Objective
Give only the number of lines that contain the word "下降原因主要是徽州名人传记项目减少".

Input data
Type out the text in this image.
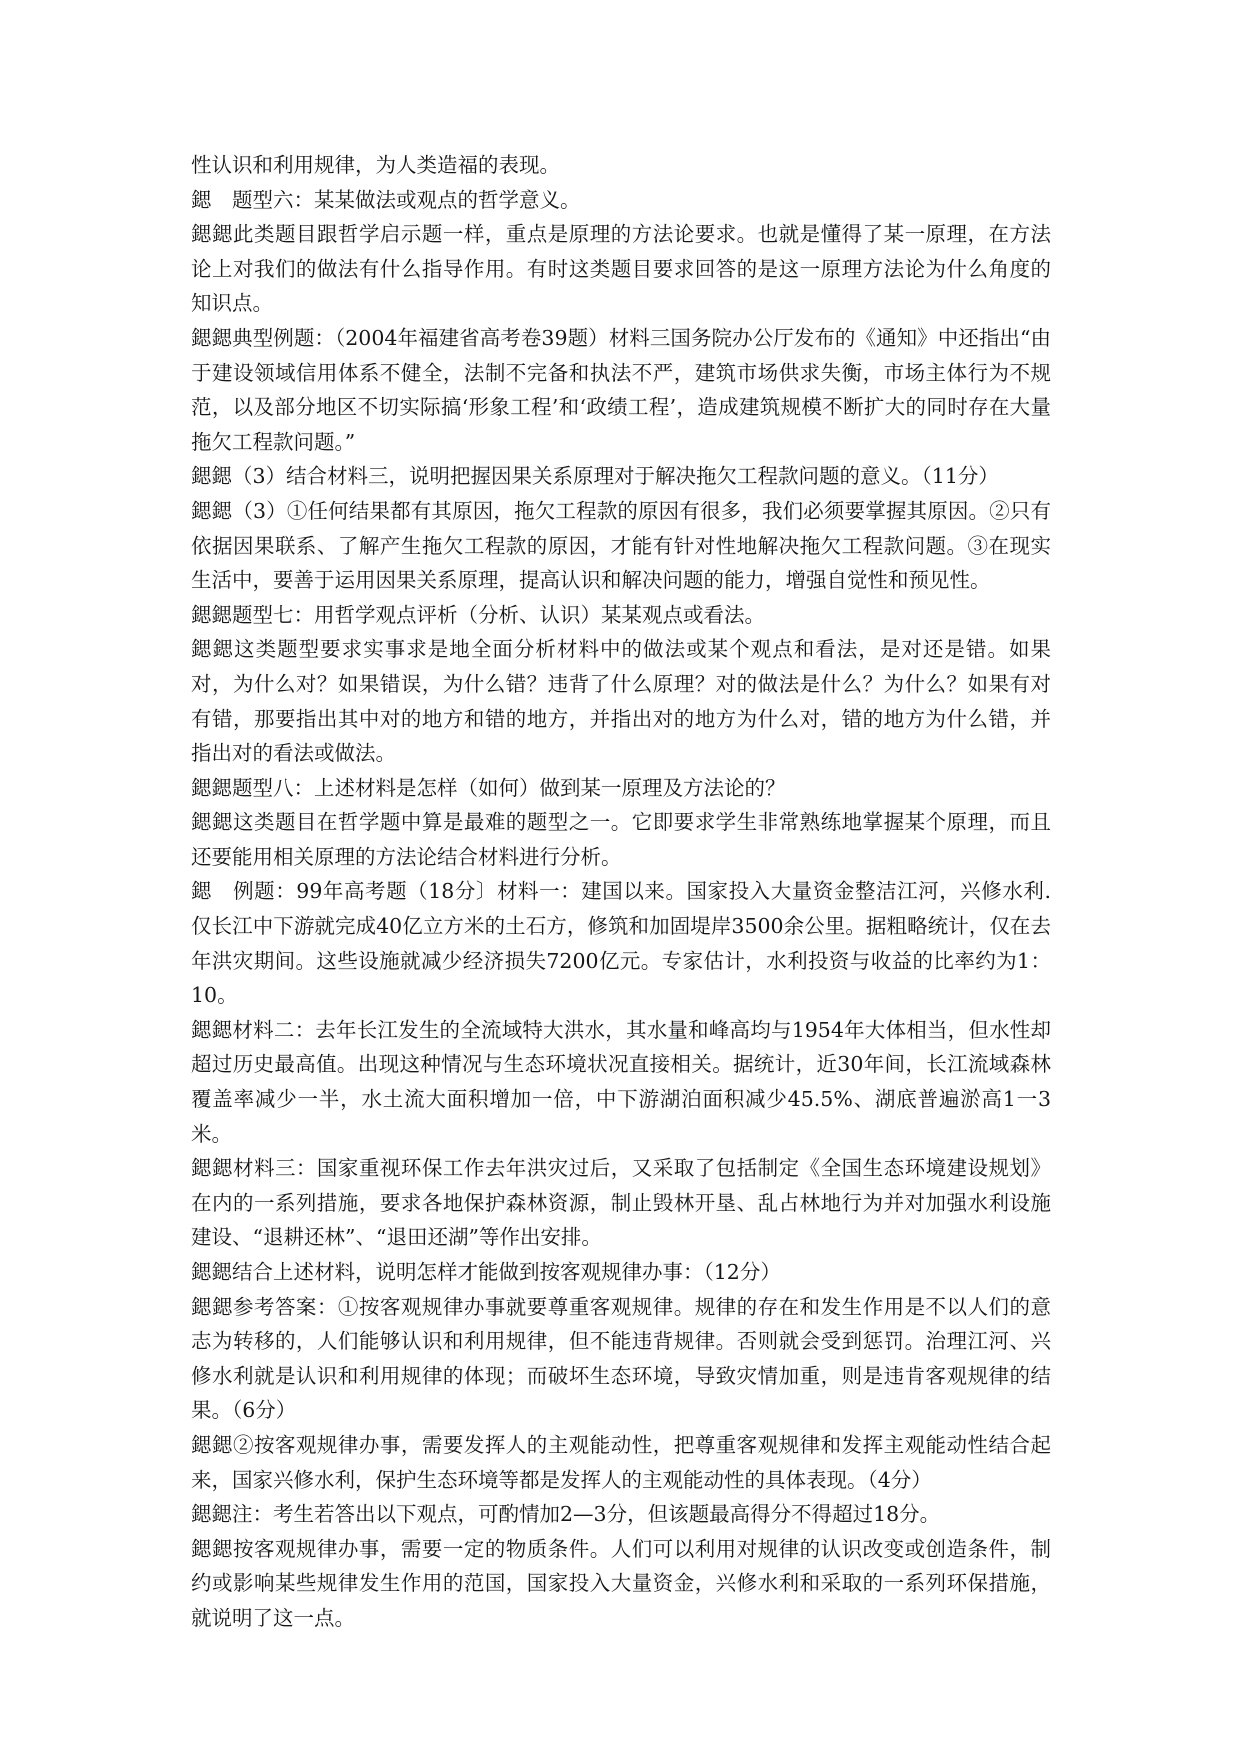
性认识和利用规律，为人类造福的表现。

鍶　题型六：某某做法或观点的哲学意义。

鍶鍶此类题目跟哲学启示题一样，重点是原理的方法论要求。也就是懂得了某一原理，在方法论上对我们的做法有什么指导作用。有时这类题目要求回答的是这一原理方法论为什么角度的知识点。

鍶鍶典型例题：（2004年福建省高考卷39题）材料三国务院办公厅发布的《通知》中还指出“由于建设领域信用体系不健全，法制不完备和执法不严，建筑市场供求失衡，市场主体行为不规范，以及部分地区不切实际搞‘形象工程’和‘政绩工程’，造成建筑规模不断扩大的同时存在大量拖欠工程款问题。”

鍶鍶（3）结合材料三，说明把握因果关系原理对于解决拖欠工程款问题的意义。（11分）

鍶鍶（3）①任何结果都有其原因，拖欠工程款的原因有很多，我们必须要掌握其原因。②只有依据因果联系、了解产生拖欠工程款的原因，才能有针对性地解决拖欠工程款问题。③在现实生活中，要善于运用因果关系原理，提高认识和解决问题的能力，增强自觉性和预见性。

鍶鍶题型七：用哲学观点评析（分析、认识）某某观点或看法。

鍶鍶这类题型要求实事求是地全面分析材料中的做法或某个观点和看法，是对还是错。如果对，为什么对？如果错误，为什么错？违背了什么原理？对的做法是什么？为什么？如果有对有错，那要指出其中对的地方和错的地方，并指出对的地方为什么对，错的地方为什么错，并指出对的看法或做法。

鍶鍶题型八：上述材料是怎样（如何）做到某一原理及方法论的？

鍶鍶这类题目在哲学题中算是最难的题型之一。它即要求学生非常熟练地掌握某个原理，而且还要能用相关原理的方法论结合材料进行分析。

鍶　例题：99年高考题（18分〕材料一：建国以来。国家投入大量资金整洁江河，兴修水利. 仅长江中下游就完成40亿立方米的土石方，修筑和加固堤岸3500余公里。据粗略统计，仅在去年洪灾期间。这些设施就减少经济损失7200亿元。专家估计，水利投资与收益的比率约为1：10。

鍶鍶材料二：去年长江发生的全流域特大洪水，其水量和峰高均与1954年大体相当，但水性却超过历史最高值。出现这种情况与生态环境状况直接相关。据统计，近30年间，长江流域森林覆盖率减少一半，水土流大面积增加一倍，中下游湖泊面积减少45.5%、湖底普遍淤高1一3米。

鍶鍶材料三：国家重视环保工作去年洪灾过后，又采取了包括制定《全国生态环境建设规划》在内的一系列措施，要求各地保护森林资源，制止毁林开垦、乱占林地行为并对加强水利设施建设、“退耕还林”、“退田还湖”等作出安排。

鍶鍶结合上述材料，说明怎样才能做到按客观规律办事：（12分）

鍶鍶参考答案：①按客观规律办事就要尊重客观规律。规律的存在和发生作用是不以人们的意志为转移的，人们能够认识和利用规律，但不能违背规律。否则就会受到惩罚。治理江河、兴修水利就是认识和利用规律的体现；而破坏生态环境，导致灾情加重，则是违肯客观规律的结果。（6分）

鍶鍶②按客观规律办事，需要发挥人的主观能动性，把尊重客观规律和发挥主观能动性结合起来，国家兴修水利，保护生态环境等都是发挥人的主观能动性的具体表现。（4分）

鍶鍶注：考生若答出以下观点，可酌情加2—3分，但该题最高得分不得超过18分。

鍶鍶按客观规律办事，需要一定的物质条件。人们可以利用对规律的认识改变或创造条件，制约或影响某些规律发生作用的范国，国家投入大量资金，兴修水利和采取的一系列环保措施，就说明了这一点。
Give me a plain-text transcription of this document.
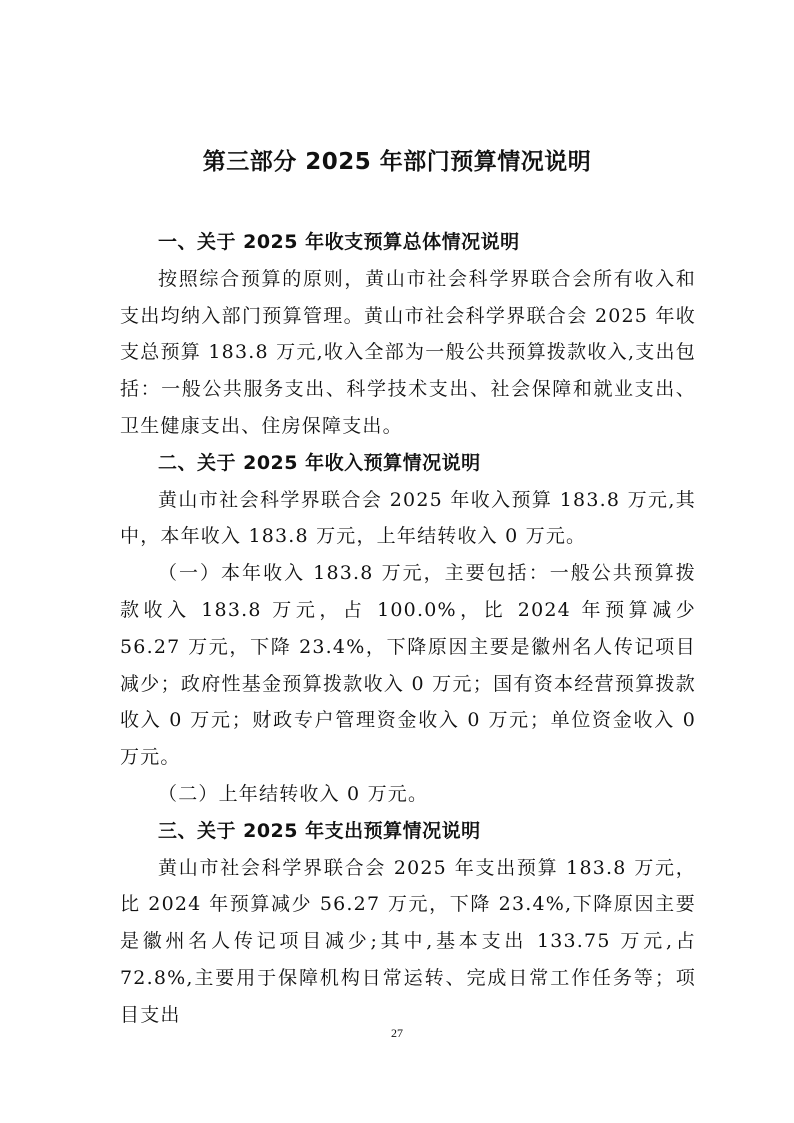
第三部分 2025 年部门预算情况说明
一、关于 2025 年收支预算总体情况说明

按照综合预算的原则，黄山市社会科学界联合会所有收入和支出均纳入部门预算管理。黄山市社会科学界联合会 2025 年收支总预算 183.8 万元,收入全部为一般公共预算拨款收入,支出包括：一般公共服务支出、科学技术支出、社会保障和就业支出、卫生健康支出、住房保障支出。

二、关于 2025 年收入预算情况说明

黄山市社会科学界联合会 2025 年收入预算 183.8 万元,其中，本年收入 183.8 万元，上年结转收入 0 万元。

（一）本年收入 183.8 万元，主要包括：一般公共预算拨款收入 183.8 万元，占 100.0%，比 2024 年预算减少 56.27 万元，下降 23.4%，下降原因主要是徽州名人传记项目减少；政府性基金预算拨款收入 0 万元；国有资本经营预算拨款收入 0 万元；财政专户管理资金收入 0 万元；单位资金收入 0 万元。

（二）上年结转收入 0 万元。

三、关于 2025 年支出预算情况说明

黄山市社会科学界联合会 2025 年支出预算 183.8 万元，比 2024 年预算减少 56.27 万元，下降 23.4%,下降原因主要是徽州名人传记项目减少;其中,基本支出 133.75 万元,占 72.8%,主要用于保障机构日常运转、完成日常工作任务等；项目支出

27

Finished answer
2